> _Your task_: How many lines in the entries below contain the string "star", with case counting? Reply with the number alone.

> _Data to use_:
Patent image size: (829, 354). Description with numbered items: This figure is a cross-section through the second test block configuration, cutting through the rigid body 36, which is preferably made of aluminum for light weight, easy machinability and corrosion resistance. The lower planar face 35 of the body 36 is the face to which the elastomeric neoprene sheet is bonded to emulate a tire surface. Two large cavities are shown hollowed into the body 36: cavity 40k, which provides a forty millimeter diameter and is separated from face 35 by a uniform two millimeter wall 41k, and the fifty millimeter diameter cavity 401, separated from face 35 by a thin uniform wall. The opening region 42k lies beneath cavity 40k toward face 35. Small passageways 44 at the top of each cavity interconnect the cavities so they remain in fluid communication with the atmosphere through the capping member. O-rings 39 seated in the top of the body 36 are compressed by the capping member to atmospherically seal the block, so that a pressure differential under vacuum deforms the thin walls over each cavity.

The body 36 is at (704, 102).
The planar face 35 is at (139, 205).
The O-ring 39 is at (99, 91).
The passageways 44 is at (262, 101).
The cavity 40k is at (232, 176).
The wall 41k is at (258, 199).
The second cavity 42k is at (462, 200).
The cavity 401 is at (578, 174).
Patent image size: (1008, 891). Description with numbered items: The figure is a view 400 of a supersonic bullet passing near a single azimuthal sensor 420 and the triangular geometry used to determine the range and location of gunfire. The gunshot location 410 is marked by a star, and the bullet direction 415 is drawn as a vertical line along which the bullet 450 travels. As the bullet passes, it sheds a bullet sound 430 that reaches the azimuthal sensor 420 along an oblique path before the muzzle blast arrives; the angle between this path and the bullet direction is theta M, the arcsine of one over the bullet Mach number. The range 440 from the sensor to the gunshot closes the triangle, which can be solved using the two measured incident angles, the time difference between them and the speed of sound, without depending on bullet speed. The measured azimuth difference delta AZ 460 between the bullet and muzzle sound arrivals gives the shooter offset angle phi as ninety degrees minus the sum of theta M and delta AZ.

> _Written answer_: 1